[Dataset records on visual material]

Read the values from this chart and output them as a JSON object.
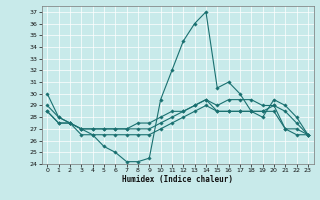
{
  "xlabel": "Humidex (Indice chaleur)",
  "ylabel": "",
  "background_color": "#c8eaea",
  "line_color": "#1a7070",
  "grid_color": "#aadddd",
  "xlim": [
    -0.5,
    23.5
  ],
  "ylim": [
    24,
    37.5
  ],
  "yticks": [
    24,
    25,
    26,
    27,
    28,
    29,
    30,
    31,
    32,
    33,
    34,
    35,
    36,
    37
  ],
  "xticks": [
    0,
    1,
    2,
    3,
    4,
    5,
    6,
    7,
    8,
    9,
    10,
    11,
    12,
    13,
    14,
    15,
    16,
    17,
    18,
    19,
    20,
    21,
    22,
    23
  ],
  "line1_y": [
    30.0,
    28.0,
    27.5,
    27.0,
    26.5,
    25.5,
    25.0,
    24.2,
    24.2,
    24.5,
    29.5,
    32.0,
    34.5,
    36.0,
    37.0,
    30.5,
    31.0,
    30.0,
    28.5,
    28.0,
    29.5,
    29.0,
    28.0,
    26.5
  ],
  "line2_y": [
    29.0,
    28.0,
    27.5,
    27.0,
    27.0,
    27.0,
    27.0,
    27.0,
    27.5,
    27.5,
    28.0,
    28.5,
    28.5,
    29.0,
    29.5,
    29.0,
    29.5,
    29.5,
    29.5,
    29.0,
    29.0,
    28.5,
    27.5,
    26.5
  ],
  "line3_y": [
    28.5,
    27.5,
    27.5,
    27.0,
    27.0,
    27.0,
    27.0,
    27.0,
    27.0,
    27.0,
    27.5,
    28.0,
    28.5,
    29.0,
    29.5,
    28.5,
    28.5,
    28.5,
    28.5,
    28.5,
    29.0,
    27.0,
    27.0,
    26.5
  ],
  "line4_y": [
    28.5,
    27.5,
    27.5,
    26.5,
    26.5,
    26.5,
    26.5,
    26.5,
    26.5,
    26.5,
    27.0,
    27.5,
    28.0,
    28.5,
    29.0,
    28.5,
    28.5,
    28.5,
    28.5,
    28.5,
    28.5,
    27.0,
    26.5,
    26.5
  ]
}
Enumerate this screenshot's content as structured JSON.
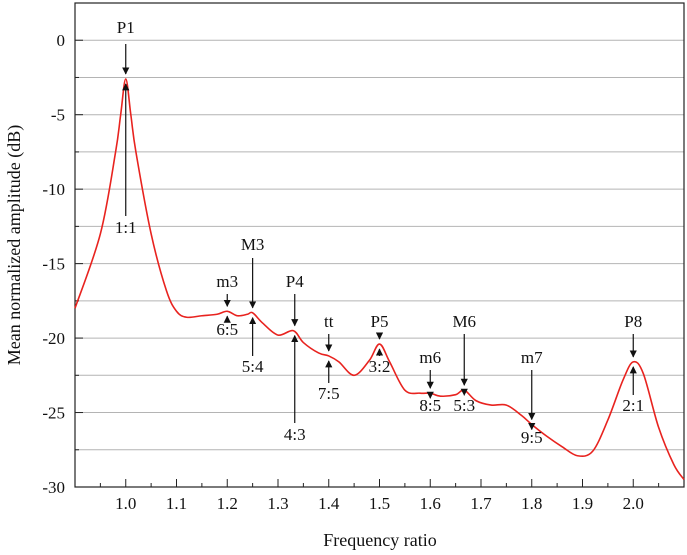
{
  "chart_data": {
    "type": "line",
    "title": "",
    "xlabel": "Frequency ratio",
    "ylabel": "Mean normalized amplitude (dB)",
    "xlim": [
      0.9,
      2.1
    ],
    "ylim": [
      -30,
      2.5
    ],
    "xticks": [
      "1.0",
      "1.1",
      "1.2",
      "1.3",
      "1.4",
      "1.5",
      "1.6",
      "1.7",
      "1.8",
      "1.9",
      "2.0"
    ],
    "yticks": [
      "0",
      "-5",
      "-10",
      "-15",
      "-20",
      "-25",
      "-30"
    ],
    "grid": "horizontal",
    "line_color": "#e8231f",
    "series": [
      {
        "x": [
          0.9,
          0.95,
          0.98,
          0.99,
          1.0,
          1.01,
          1.02,
          1.05,
          1.08,
          1.1,
          1.12,
          1.15,
          1.18,
          1.2,
          1.22,
          1.24,
          1.25,
          1.27,
          1.3,
          1.33,
          1.35,
          1.38,
          1.4,
          1.42,
          1.45,
          1.48,
          1.5,
          1.52,
          1.55,
          1.58,
          1.6,
          1.62,
          1.65,
          1.667,
          1.69,
          1.72,
          1.75,
          1.78,
          1.8,
          1.83,
          1.86,
          1.89,
          1.92,
          1.95,
          1.98,
          2.0,
          2.02,
          2.05,
          2.08,
          2.1
        ],
        "y": [
          -18.0,
          -13.0,
          -7.5,
          -5.0,
          -2.6,
          -5.0,
          -7.5,
          -13.0,
          -16.8,
          -18.2,
          -18.6,
          -18.5,
          -18.4,
          -18.2,
          -18.5,
          -18.4,
          -18.3,
          -19.0,
          -19.8,
          -19.5,
          -20.3,
          -21.0,
          -21.2,
          -21.6,
          -22.5,
          -21.5,
          -20.4,
          -21.6,
          -23.5,
          -23.7,
          -23.7,
          -23.9,
          -23.8,
          -23.5,
          -24.2,
          -24.5,
          -24.5,
          -25.2,
          -25.8,
          -26.6,
          -27.3,
          -27.9,
          -27.6,
          -25.5,
          -22.8,
          -21.6,
          -22.4,
          -26.0,
          -28.5,
          -29.5
        ]
      }
    ],
    "annotations": [
      {
        "label": "P1",
        "ratio": "1:1",
        "x": 1.0,
        "y": -2.6
      },
      {
        "label": "m3",
        "ratio": "6:5",
        "x": 1.2,
        "y": -18.2
      },
      {
        "label": "M3",
        "ratio": "5:4",
        "x": 1.25,
        "y": -18.3
      },
      {
        "label": "P4",
        "ratio": "4:3",
        "x": 1.333,
        "y": -19.5
      },
      {
        "label": "tt",
        "ratio": "7:5",
        "x": 1.4,
        "y": -21.2
      },
      {
        "label": "P5",
        "ratio": "3:2",
        "x": 1.5,
        "y": -20.4
      },
      {
        "label": "m6",
        "ratio": "8:5",
        "x": 1.6,
        "y": -23.7
      },
      {
        "label": "M6",
        "ratio": "5:3",
        "x": 1.667,
        "y": -23.5
      },
      {
        "label": "m7",
        "ratio": "9:5",
        "x": 1.8,
        "y": -25.8
      },
      {
        "label": "P8",
        "ratio": "2:1",
        "x": 2.0,
        "y": -21.6
      }
    ]
  }
}
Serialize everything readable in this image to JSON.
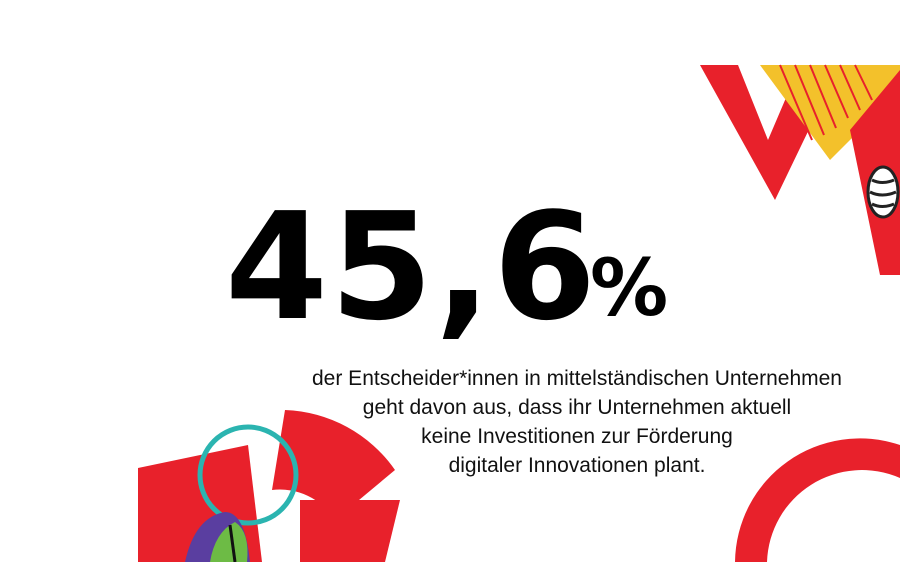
{
  "stat": {
    "number": "45,6",
    "unit": "%"
  },
  "description": {
    "lines": [
      "der Entscheider*innen in mittelständischen Unternehmen",
      "geht davon aus, dass ihr Unternehmen aktuell",
      "keine Investitionen zur Förderung",
      "digitaler Innovationen plant."
    ]
  }
}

__What you will do__: Reproduce every record above exactly, omitting the pictures.

__Reply to the task__:
Read the values from this chart and output them as a JSON object.
{
  "xlabel": "Humidex (Indice chaleur)",
  "ylabel": "",
  "background_color": "#c8eaea",
  "line_color": "#1a7070",
  "grid_color": "#aadddd",
  "xlim": [
    -0.5,
    23.5
  ],
  "ylim": [
    24,
    37.5
  ],
  "yticks": [
    24,
    25,
    26,
    27,
    28,
    29,
    30,
    31,
    32,
    33,
    34,
    35,
    36,
    37
  ],
  "xticks": [
    0,
    1,
    2,
    3,
    4,
    5,
    6,
    7,
    8,
    9,
    10,
    11,
    12,
    13,
    14,
    15,
    16,
    17,
    18,
    19,
    20,
    21,
    22,
    23
  ],
  "line1_y": [
    30.0,
    28.0,
    27.5,
    27.0,
    26.5,
    25.5,
    25.0,
    24.2,
    24.2,
    24.5,
    29.5,
    32.0,
    34.5,
    36.0,
    37.0,
    30.5,
    31.0,
    30.0,
    28.5,
    28.0,
    29.5,
    29.0,
    28.0,
    26.5
  ],
  "line2_y": [
    29.0,
    28.0,
    27.5,
    27.0,
    27.0,
    27.0,
    27.0,
    27.0,
    27.5,
    27.5,
    28.0,
    28.5,
    28.5,
    29.0,
    29.5,
    29.0,
    29.5,
    29.5,
    29.5,
    29.0,
    29.0,
    28.5,
    27.5,
    26.5
  ],
  "line3_y": [
    28.5,
    27.5,
    27.5,
    27.0,
    27.0,
    27.0,
    27.0,
    27.0,
    27.0,
    27.0,
    27.5,
    28.0,
    28.5,
    29.0,
    29.5,
    28.5,
    28.5,
    28.5,
    28.5,
    28.5,
    29.0,
    27.0,
    27.0,
    26.5
  ],
  "line4_y": [
    28.5,
    27.5,
    27.5,
    26.5,
    26.5,
    26.5,
    26.5,
    26.5,
    26.5,
    26.5,
    27.0,
    27.5,
    28.0,
    28.5,
    29.0,
    28.5,
    28.5,
    28.5,
    28.5,
    28.5,
    28.5,
    27.0,
    26.5,
    26.5
  ]
}
Enumerate this screenshot's content as structured JSON.
{
  "chart_data": {
    "type": "line",
    "title": "",
    "xlabel": "Frequency ratio",
    "ylabel": "Mean normalized amplitude (dB)",
    "xlim": [
      0.9,
      2.1
    ],
    "ylim": [
      -30,
      2.5
    ],
    "xticks": [
      "1.0",
      "1.1",
      "1.2",
      "1.3",
      "1.4",
      "1.5",
      "1.6",
      "1.7",
      "1.8",
      "1.9",
      "2.0"
    ],
    "yticks": [
      "0",
      "-5",
      "-10",
      "-15",
      "-20",
      "-25",
      "-30"
    ],
    "grid": "horizontal",
    "line_color": "#e8231f",
    "series": [
      {
        "x": [
          0.9,
          0.95,
          0.98,
          0.99,
          1.0,
          1.01,
          1.02,
          1.05,
          1.08,
          1.1,
          1.12,
          1.15,
          1.18,
          1.2,
          1.22,
          1.24,
          1.25,
          1.27,
          1.3,
          1.33,
          1.35,
          1.38,
          1.4,
          1.42,
          1.45,
          1.48,
          1.5,
          1.52,
          1.55,
          1.58,
          1.6,
          1.62,
          1.65,
          1.667,
          1.69,
          1.72,
          1.75,
          1.78,
          1.8,
          1.83,
          1.86,
          1.89,
          1.92,
          1.95,
          1.98,
          2.0,
          2.02,
          2.05,
          2.08,
          2.1
        ],
        "y": [
          -18.0,
          -13.0,
          -7.5,
          -5.0,
          -2.6,
          -5.0,
          -7.5,
          -13.0,
          -16.8,
          -18.2,
          -18.6,
          -18.5,
          -18.4,
          -18.2,
          -18.5,
          -18.4,
          -18.3,
          -19.0,
          -19.8,
          -19.5,
          -20.3,
          -21.0,
          -21.2,
          -21.6,
          -22.5,
          -21.5,
          -20.4,
          -21.6,
          -23.5,
          -23.7,
          -23.7,
          -23.9,
          -23.8,
          -23.5,
          -24.2,
          -24.5,
          -24.5,
          -25.2,
          -25.8,
          -26.6,
          -27.3,
          -27.9,
          -27.6,
          -25.5,
          -22.8,
          -21.6,
          -22.4,
          -26.0,
          -28.5,
          -29.5
        ]
      }
    ],
    "annotations": [
      {
        "label": "P1",
        "ratio": "1:1",
        "x": 1.0,
        "y": -2.6
      },
      {
        "label": "m3",
        "ratio": "6:5",
        "x": 1.2,
        "y": -18.2
      },
      {
        "label": "M3",
        "ratio": "5:4",
        "x": 1.25,
        "y": -18.3
      },
      {
        "label": "P4",
        "ratio": "4:3",
        "x": 1.333,
        "y": -19.5
      },
      {
        "label": "tt",
        "ratio": "7:5",
        "x": 1.4,
        "y": -21.2
      },
      {
        "label": "P5",
        "ratio": "3:2",
        "x": 1.5,
        "y": -20.4
      },
      {
        "label": "m6",
        "ratio": "8:5",
        "x": 1.6,
        "y": -23.7
      },
      {
        "label": "M6",
        "ratio": "5:3",
        "x": 1.667,
        "y": -23.5
      },
      {
        "label": "m7",
        "ratio": "9:5",
        "x": 1.8,
        "y": -25.8
      },
      {
        "label": "P8",
        "ratio": "2:1",
        "x": 2.0,
        "y": -21.6
      }
    ]
  }
}
Serialize everything readable in this image to JSON.
{
  "stat": {
    "number": "45,6",
    "unit": "%"
  },
  "description": {
    "lines": [
      "der Entscheider*innen in mittelständischen Unternehmen",
      "geht davon aus, dass ihr Unternehmen aktuell",
      "keine Investitionen zur Förderung",
      "digitaler Innovationen plant."
    ]
  }
}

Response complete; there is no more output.